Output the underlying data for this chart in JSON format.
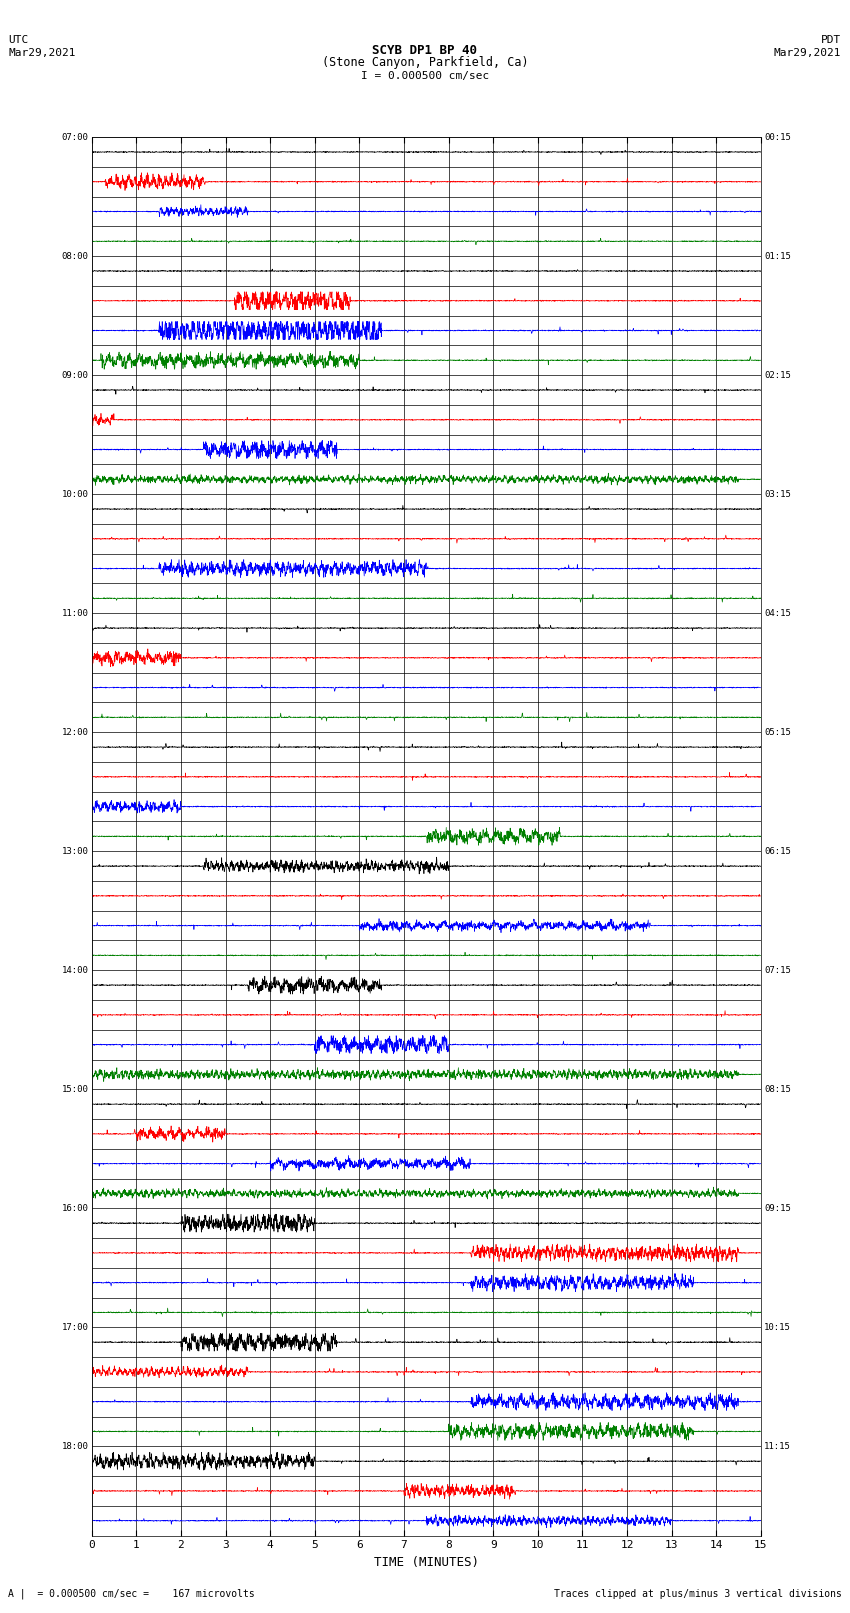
{
  "title_line1": "SCYB DP1 BP 40",
  "title_line2": "(Stone Canyon, Parkfield, Ca)",
  "scale_label": "I = 0.000500 cm/sec",
  "utc_label": "UTC\nMar29,2021",
  "pdt_label": "PDT\nMar29,2021",
  "xlabel": "TIME (MINUTES)",
  "footer_left": "A |  = 0.000500 cm/sec =    167 microvolts",
  "footer_right": "Traces clipped at plus/minus 3 vertical divisions",
  "xlim": [
    0,
    15
  ],
  "n_traces": 47,
  "bg_color": "#ffffff",
  "colors_cycle": [
    "black",
    "red",
    "blue",
    "green"
  ]
}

= TASK TO CARRY OUT =
Each line above is to be copied verbatim. Drop any image from the copy.

= RESULT BELOW =
Output the underlying data for this chart in JSON format.
{
  "title_line1": "SCYB DP1 BP 40",
  "title_line2": "(Stone Canyon, Parkfield, Ca)",
  "scale_label": "I = 0.000500 cm/sec",
  "utc_label": "UTC\nMar29,2021",
  "pdt_label": "PDT\nMar29,2021",
  "xlabel": "TIME (MINUTES)",
  "footer_left": "A |  = 0.000500 cm/sec =    167 microvolts",
  "footer_right": "Traces clipped at plus/minus 3 vertical divisions",
  "xlim": [
    0,
    15
  ],
  "n_traces": 47,
  "bg_color": "#ffffff",
  "colors_cycle": [
    "black",
    "red",
    "blue",
    "green"
  ]
}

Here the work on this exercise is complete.